### Items
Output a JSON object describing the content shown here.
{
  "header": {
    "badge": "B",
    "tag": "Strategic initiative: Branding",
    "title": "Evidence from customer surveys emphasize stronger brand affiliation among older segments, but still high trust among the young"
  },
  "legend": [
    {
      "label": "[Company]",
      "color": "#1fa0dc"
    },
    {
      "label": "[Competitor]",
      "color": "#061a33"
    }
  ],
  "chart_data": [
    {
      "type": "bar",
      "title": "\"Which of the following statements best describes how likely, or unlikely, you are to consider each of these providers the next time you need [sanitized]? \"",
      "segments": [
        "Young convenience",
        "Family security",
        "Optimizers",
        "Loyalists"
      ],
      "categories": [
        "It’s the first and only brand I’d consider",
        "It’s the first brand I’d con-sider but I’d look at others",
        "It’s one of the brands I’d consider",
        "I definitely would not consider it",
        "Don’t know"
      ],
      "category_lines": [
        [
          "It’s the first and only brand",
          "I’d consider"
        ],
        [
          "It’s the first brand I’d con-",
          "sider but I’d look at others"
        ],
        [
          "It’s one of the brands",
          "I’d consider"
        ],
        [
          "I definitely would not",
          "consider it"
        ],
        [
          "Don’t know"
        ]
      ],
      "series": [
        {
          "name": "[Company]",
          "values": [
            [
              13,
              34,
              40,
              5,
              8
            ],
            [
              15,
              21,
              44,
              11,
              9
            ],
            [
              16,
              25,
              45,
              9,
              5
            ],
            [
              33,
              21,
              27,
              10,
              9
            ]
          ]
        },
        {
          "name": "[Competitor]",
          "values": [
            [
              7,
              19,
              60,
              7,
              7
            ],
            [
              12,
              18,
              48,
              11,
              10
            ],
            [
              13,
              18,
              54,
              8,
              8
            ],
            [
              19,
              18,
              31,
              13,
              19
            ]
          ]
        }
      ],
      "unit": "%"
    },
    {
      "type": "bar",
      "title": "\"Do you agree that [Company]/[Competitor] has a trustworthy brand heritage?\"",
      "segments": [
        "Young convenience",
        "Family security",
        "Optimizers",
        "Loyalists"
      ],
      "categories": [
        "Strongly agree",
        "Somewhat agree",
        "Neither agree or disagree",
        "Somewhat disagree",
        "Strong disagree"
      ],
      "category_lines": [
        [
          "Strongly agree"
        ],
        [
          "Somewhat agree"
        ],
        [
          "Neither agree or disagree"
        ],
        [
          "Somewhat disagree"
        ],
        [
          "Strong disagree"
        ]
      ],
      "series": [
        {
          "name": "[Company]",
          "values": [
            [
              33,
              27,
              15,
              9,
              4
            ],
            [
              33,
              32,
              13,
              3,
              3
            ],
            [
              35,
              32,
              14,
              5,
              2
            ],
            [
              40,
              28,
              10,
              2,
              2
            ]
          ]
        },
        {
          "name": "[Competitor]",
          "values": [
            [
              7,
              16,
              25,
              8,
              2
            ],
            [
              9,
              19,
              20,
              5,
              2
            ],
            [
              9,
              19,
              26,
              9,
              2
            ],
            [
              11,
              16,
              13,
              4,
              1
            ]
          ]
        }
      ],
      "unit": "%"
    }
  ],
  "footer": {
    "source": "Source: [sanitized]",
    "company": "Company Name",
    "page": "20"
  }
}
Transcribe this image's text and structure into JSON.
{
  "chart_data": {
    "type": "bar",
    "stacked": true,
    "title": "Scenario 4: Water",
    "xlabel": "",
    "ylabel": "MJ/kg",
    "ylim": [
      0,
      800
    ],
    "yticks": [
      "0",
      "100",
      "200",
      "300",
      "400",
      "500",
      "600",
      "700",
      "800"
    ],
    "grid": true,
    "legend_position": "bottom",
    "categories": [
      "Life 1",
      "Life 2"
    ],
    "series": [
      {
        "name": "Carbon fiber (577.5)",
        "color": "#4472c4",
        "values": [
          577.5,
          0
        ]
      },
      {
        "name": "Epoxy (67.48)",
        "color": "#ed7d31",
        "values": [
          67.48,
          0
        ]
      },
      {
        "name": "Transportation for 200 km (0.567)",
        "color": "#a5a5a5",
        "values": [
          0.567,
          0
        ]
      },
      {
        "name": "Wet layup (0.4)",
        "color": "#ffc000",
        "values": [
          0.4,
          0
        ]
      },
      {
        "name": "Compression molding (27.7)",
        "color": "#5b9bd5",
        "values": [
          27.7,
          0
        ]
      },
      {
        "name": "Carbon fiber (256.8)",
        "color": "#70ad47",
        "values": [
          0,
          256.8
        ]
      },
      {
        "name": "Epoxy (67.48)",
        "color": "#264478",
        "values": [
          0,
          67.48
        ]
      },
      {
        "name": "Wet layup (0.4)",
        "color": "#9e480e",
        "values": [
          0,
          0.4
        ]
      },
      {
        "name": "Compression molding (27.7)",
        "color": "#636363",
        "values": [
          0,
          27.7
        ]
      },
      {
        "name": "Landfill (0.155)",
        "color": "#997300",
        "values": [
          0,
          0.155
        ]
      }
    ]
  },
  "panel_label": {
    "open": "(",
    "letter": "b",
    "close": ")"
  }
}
######
Written request: Reproduce the material above without altering a single character.

Task result:
Output a JSON object describing the content shown here.
{
  "header": {
    "badge": "B",
    "tag": "Strategic initiative: Branding",
    "title": "Evidence from customer surveys emphasize stronger brand affiliation among older segments, but still high trust among the young"
  },
  "legend": [
    {
      "label": "[Company]",
      "color": "#1fa0dc"
    },
    {
      "label": "[Competitor]",
      "color": "#061a33"
    }
  ],
  "chart_data": [
    {
      "type": "bar",
      "title": "\"Which of the following statements best describes how likely, or unlikely, you are to consider each of these providers the next time you need [sanitized]? \"",
      "segments": [
        "Young convenience",
        "Family security",
        "Optimizers",
        "Loyalists"
      ],
      "categories": [
        "It’s the first and only brand I’d consider",
        "It’s the first brand I’d con-sider but I’d look at others",
        "It’s one of the brands I’d consider",
        "I definitely would not consider it",
        "Don’t know"
      ],
      "category_lines": [
        [
          "It’s the first and only brand",
          "I’d consider"
        ],
        [
          "It’s the first brand I’d con-",
          "sider but I’d look at others"
        ],
        [
          "It’s one of the brands",
          "I’d consider"
        ],
        [
          "I definitely would not",
          "consider it"
        ],
        [
          "Don’t know"
        ]
      ],
      "series": [
        {
          "name": "[Company]",
          "values": [
            [
              13,
              34,
              40,
              5,
              8
            ],
            [
              15,
              21,
              44,
              11,
              9
            ],
            [
              16,
              25,
              45,
              9,
              5
            ],
            [
              33,
              21,
              27,
              10,
              9
            ]
          ]
        },
        {
          "name": "[Competitor]",
          "values": [
            [
              7,
              19,
              60,
              7,
              7
            ],
            [
              12,
              18,
              48,
              11,
              10
            ],
            [
              13,
              18,
              54,
              8,
              8
            ],
            [
              19,
              18,
              31,
              13,
              19
            ]
          ]
        }
      ],
      "unit": "%"
    },
    {
      "type": "bar",
      "title": "\"Do you agree that [Company]/[Competitor] has a trustworthy brand heritage?\"",
      "segments": [
        "Young convenience",
        "Family security",
        "Optimizers",
        "Loyalists"
      ],
      "categories": [
        "Strongly agree",
        "Somewhat agree",
        "Neither agree or disagree",
        "Somewhat disagree",
        "Strong disagree"
      ],
      "category_lines": [
        [
          "Strongly agree"
        ],
        [
          "Somewhat agree"
        ],
        [
          "Neither agree or disagree"
        ],
        [
          "Somewhat disagree"
        ],
        [
          "Strong disagree"
        ]
      ],
      "series": [
        {
          "name": "[Company]",
          "values": [
            [
              33,
              27,
              15,
              9,
              4
            ],
            [
              33,
              32,
              13,
              3,
              3
            ],
            [
              35,
              32,
              14,
              5,
              2
            ],
            [
              40,
              28,
              10,
              2,
              2
            ]
          ]
        },
        {
          "name": "[Competitor]",
          "values": [
            [
              7,
              16,
              25,
              8,
              2
            ],
            [
              9,
              19,
              20,
              5,
              2
            ],
            [
              9,
              19,
              26,
              9,
              2
            ],
            [
              11,
              16,
              13,
              4,
              1
            ]
          ]
        }
      ],
      "unit": "%"
    }
  ],
  "footer": {
    "source": "Source: [sanitized]",
    "company": "Company Name",
    "page": "20"
  }
}
Transcribe this image's text and structure into JSON.
{
  "chart_data": {
    "type": "bar",
    "stacked": true,
    "title": "Scenario 4: Water",
    "xlabel": "",
    "ylabel": "MJ/kg",
    "ylim": [
      0,
      800
    ],
    "yticks": [
      "0",
      "100",
      "200",
      "300",
      "400",
      "500",
      "600",
      "700",
      "800"
    ],
    "grid": true,
    "legend_position": "bottom",
    "categories": [
      "Life 1",
      "Life 2"
    ],
    "series": [
      {
        "name": "Carbon fiber (577.5)",
        "color": "#4472c4",
        "values": [
          577.5,
          0
        ]
      },
      {
        "name": "Epoxy (67.48)",
        "color": "#ed7d31",
        "values": [
          67.48,
          0
        ]
      },
      {
        "name": "Transportation for 200 km (0.567)",
        "color": "#a5a5a5",
        "values": [
          0.567,
          0
        ]
      },
      {
        "name": "Wet layup (0.4)",
        "color": "#ffc000",
        "values": [
          0.4,
          0
        ]
      },
      {
        "name": "Compression molding (27.7)",
        "color": "#5b9bd5",
        "values": [
          27.7,
          0
        ]
      },
      {
        "name": "Carbon fiber (256.8)",
        "color": "#70ad47",
        "values": [
          0,
          256.8
        ]
      },
      {
        "name": "Epoxy (67.48)",
        "color": "#264478",
        "values": [
          0,
          67.48
        ]
      },
      {
        "name": "Wet layup (0.4)",
        "color": "#9e480e",
        "values": [
          0,
          0.4
        ]
      },
      {
        "name": "Compression molding (27.7)",
        "color": "#636363",
        "values": [
          0,
          27.7
        ]
      },
      {
        "name": "Landfill (0.155)",
        "color": "#997300",
        "values": [
          0,
          0.155
        ]
      }
    ]
  },
  "panel_label": {
    "open": "(",
    "letter": "b",
    "close": ")"
  }
}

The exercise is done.